* _Task details_:
Skip the pictures. Transcribe the rest of the data below without changing a word.

* _Task data_:

— begin —

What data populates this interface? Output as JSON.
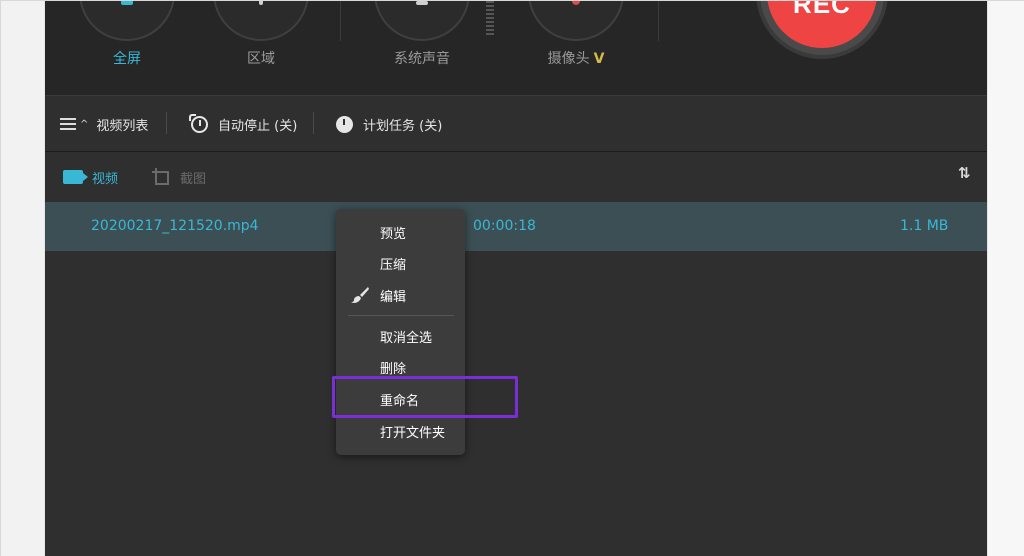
{
  "modes": {
    "fullscreen": "全屏",
    "region": "区域",
    "system_audio": "系统声音",
    "camera": "摄像头",
    "camera_chevron": "V"
  },
  "rec_button": "REC",
  "toolbar": {
    "video_list": "视频列表",
    "auto_stop": "自动停止 (关)",
    "scheduled_task": "计划任务 (关)"
  },
  "tabs": {
    "video": "视频",
    "screenshot": "截图"
  },
  "sort_icon": "⇅",
  "file_row": {
    "name": "20200217_121520.mp4",
    "duration": "00:00:18",
    "size": "1.1 MB"
  },
  "context_menu": {
    "preview": "预览",
    "compress": "压缩",
    "edit": "编辑",
    "deselect_all": "取消全选",
    "delete": "删除",
    "rename": "重命名",
    "open_folder": "打开文件夹"
  },
  "colors": {
    "accent": "#39b8d6",
    "rec_red": "#ef4444",
    "highlight": "#7a2fd6",
    "camera_chevron": "#d6b84a"
  }
}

— end —

* _Correct output_:
What data populates this interface? Output as JSON.
{
  "modes": {
    "fullscreen": "全屏",
    "region": "区域",
    "system_audio": "系统声音",
    "camera": "摄像头",
    "camera_chevron": "V"
  },
  "rec_button": "REC",
  "toolbar": {
    "video_list": "视频列表",
    "auto_stop": "自动停止 (关)",
    "scheduled_task": "计划任务 (关)"
  },
  "tabs": {
    "video": "视频",
    "screenshot": "截图"
  },
  "sort_icon": "⇅",
  "file_row": {
    "name": "20200217_121520.mp4",
    "duration": "00:00:18",
    "size": "1.1 MB"
  },
  "context_menu": {
    "preview": "预览",
    "compress": "压缩",
    "edit": "编辑",
    "deselect_all": "取消全选",
    "delete": "删除",
    "rename": "重命名",
    "open_folder": "打开文件夹"
  },
  "colors": {
    "accent": "#39b8d6",
    "rec_red": "#ef4444",
    "highlight": "#7a2fd6",
    "camera_chevron": "#d6b84a"
  }
}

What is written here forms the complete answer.